● Stored records
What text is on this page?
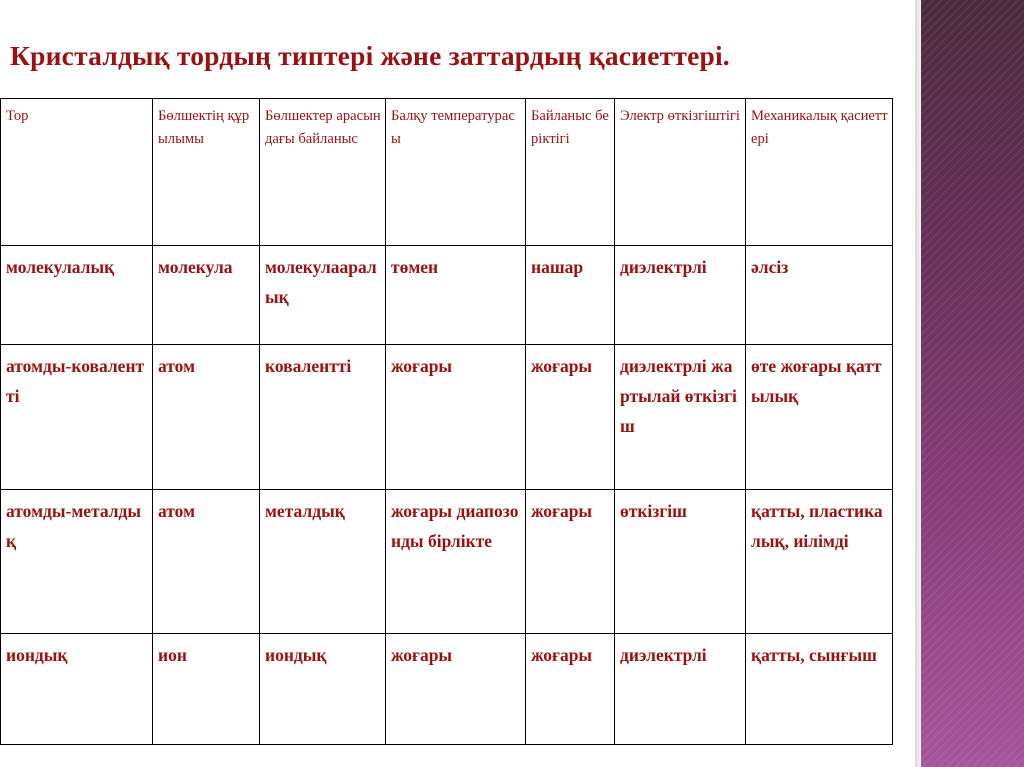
Кристалдық тордың типтері және заттардың қасиеттері.
Тор	Бөлшектің құрылымы	Бөлшектер арасындағы байланыс	Балқу температурасы	Байланыс беріктігі	Электр өткізгіштігі	Механикалық қасиеттері
молекулалық	молекула	молекулааралық	төмен	нашар	диэлектрлі	әлсіз
атомды-ковалентті	атом	ковалентті	жоғары	жоғары	диэлектрлі жартылай өткізгіш	өте жоғары қаттылық
атомды-металдық	атом	металдық	жоғары диапозонды бірлікте	жоғары	өткізгіш	қатты, пластикалық, иілімді
иондық	ион	иондық	жоғары	жоғары	диэлектрлі	қатты, сынғыш
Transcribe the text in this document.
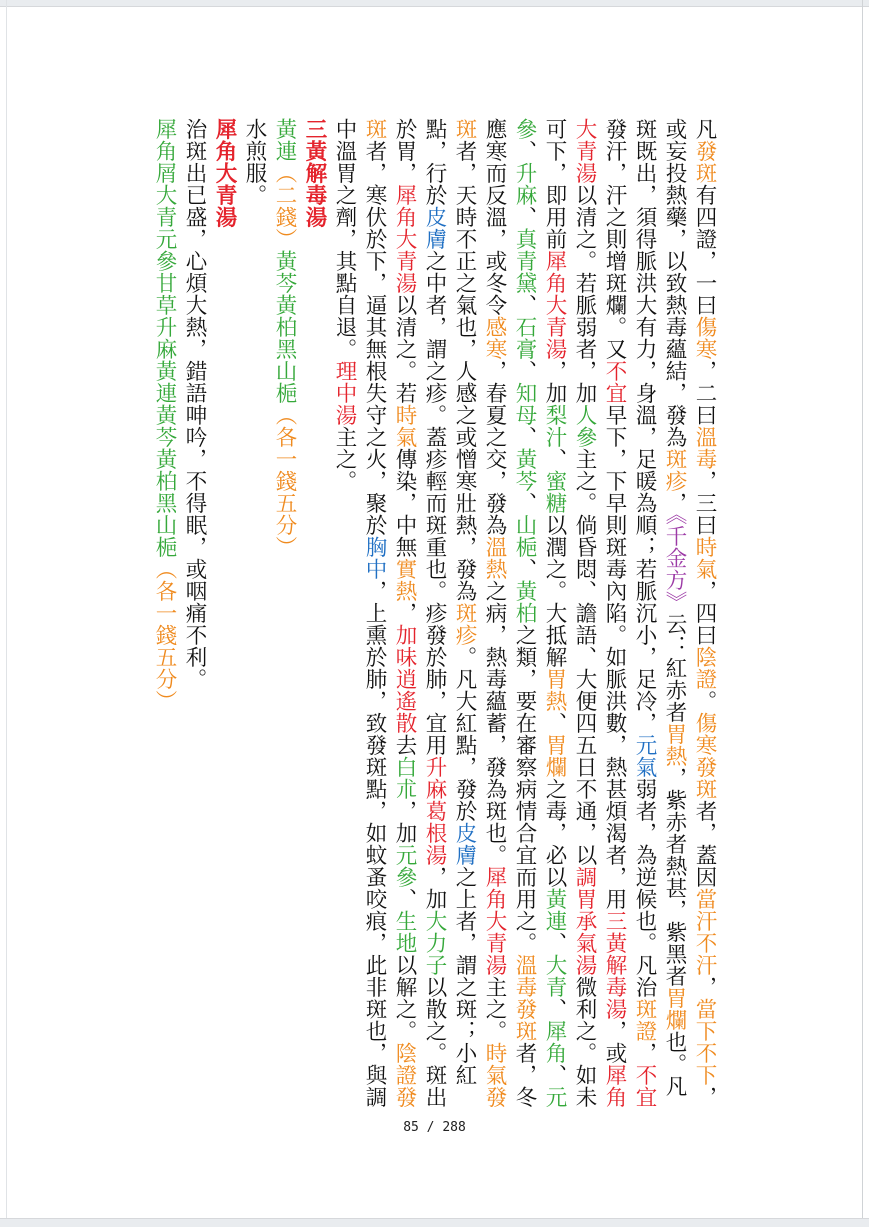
凡發斑有四證，一曰傷寒，二曰溫毒，三曰時氣，四曰陰證。傷寒發斑者，蓋因當汗不汗，當下不下，或妄投熱藥，以致熱毒蘊結，發為斑疹，《千金方》云：紅赤者胃熱，紫赤者熱甚，紫黑者胃爛也。凡斑既出，須得脈洪大有力，身溫，足暖為順；若脈沉小，足冷，元氣弱者，為逆候也。凡治斑證，不宜發汗，汗之則增斑爛。又不宜早下，下早則斑毒內陷。如脈洪數，熱甚煩渴者，用三黃解毒湯，或犀角大青湯以清之。若脈弱者，加人參主之。倘昏悶、譫語、大便四五日不通，以調胃承氣湯微利之。如未可下，即用前犀角大青湯，加梨汁、蜜糖以潤之。大抵解胃熱、胃爛之毒，必以黃連、大青、犀角、元參、升麻、真青黛、石膏、知母、黃芩、山梔、黃柏之類，要在審察病情合宜而用之。溫毒發斑者，冬應寒而反溫，或冬令感寒，春夏之交，發為溫熱之病，熱毒蘊蓄，發為斑也。犀角大青湯主之。時氣發斑者，天時不正之氣也，人感之或憎寒壯熱，發為斑疹。凡大紅點，發於皮膚之上者，謂之斑；小紅點，行於皮膚之中者，謂之疹。蓋疹輕而斑重也。疹發於肺，宜用升麻葛根湯，加大力子以散之。斑出於胃，犀角大青湯以清之。若時氣傳染，中無實熱，加味逍遙散去白朮，加元參、生地以解之。陰證發斑者，寒伏於下，逼其無根失守之火，聚於胸中，上熏於肺，致發斑點，如蚊蚤咬痕，此非斑也，與調中溫胃之劑，其點自退。理中湯主之。

三黃解毒湯

黃連（二錢）黃芩黃柏黑山梔（各一錢五分）

水煎服。

犀角大青湯

治斑出已盛，心煩大熱，錯語呻吟，不得眠，或咽痛不利。

犀角屑大青元參甘草升麻黃連黃芩黃柏黑山梔（各一錢五分）

85 / 288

● Stated problem
Write every entry out again exactly, dropping the pictures.

● Complete response
What text is on this page?
Кристалдық тордың типтері және заттардың қасиеттері.
Тор	Бөлшектің құрылымы	Бөлшектер арасындағы байланыс	Балқу температурасы	Байланыс беріктігі	Электр өткізгіштігі	Механикалық қасиеттері
молекулалық	молекула	молекулааралық	төмен	нашар	диэлектрлі	әлсіз
атомды-ковалентті	атом	ковалентті	жоғары	жоғары	диэлектрлі жартылай өткізгіш	өте жоғары қаттылық
атомды-металдық	атом	металдық	жоғары диапозонды бірлікте	жоғары	өткізгіш	қатты, пластикалық, иілімді
иондық	ион	иондық	жоғары	жоғары	диэлектрлі	қатты, сынғыш
Transcribe the text in this document.
凡發斑有四證，一曰傷寒，二曰溫毒，三曰時氣，四曰陰證。傷寒發斑者，蓋因當汗不汗，當下不下，或妄投熱藥，以致熱毒蘊結，發為斑疹，《千金方》云：紅赤者胃熱，紫赤者熱甚，紫黑者胃爛也。凡斑既出，須得脈洪大有力，身溫，足暖為順；若脈沉小，足冷，元氣弱者，為逆候也。凡治斑證，不宜發汗，汗之則增斑爛。又不宜早下，下早則斑毒內陷。如脈洪數，熱甚煩渴者，用三黃解毒湯，或犀角大青湯以清之。若脈弱者，加人參主之。倘昏悶、譫語、大便四五日不通，以調胃承氣湯微利之。如未可下，即用前犀角大青湯，加梨汁、蜜糖以潤之。大抵解胃熱、胃爛之毒，必以黃連、大青、犀角、元參、升麻、真青黛、石膏、知母、黃芩、山梔、黃柏之類，要在審察病情合宜而用之。溫毒發斑者，冬應寒而反溫，或冬令感寒，春夏之交，發為溫熱之病，熱毒蘊蓄，發為斑也。犀角大青湯主之。時氣發斑者，天時不正之氣也，人感之或憎寒壯熱，發為斑疹。凡大紅點，發於皮膚之上者，謂之斑；小紅點，行於皮膚之中者，謂之疹。蓋疹輕而斑重也。疹發於肺，宜用升麻葛根湯，加大力子以散之。斑出於胃，犀角大青湯以清之。若時氣傳染，中無實熱，加味逍遙散去白朮，加元參、生地以解之。陰證發斑者，寒伏於下，逼其無根失守之火，聚於胸中，上熏於肺，致發斑點，如蚊蚤咬痕，此非斑也，與調中溫胃之劑，其點自退。理中湯主之。

三黃解毒湯

黃連（二錢）黃芩黃柏黑山梔（各一錢五分）

水煎服。

犀角大青湯

治斑出已盛，心煩大熱，錯語呻吟，不得眠，或咽痛不利。

犀角屑大青元參甘草升麻黃連黃芩黃柏黑山梔（各一錢五分）

85 / 288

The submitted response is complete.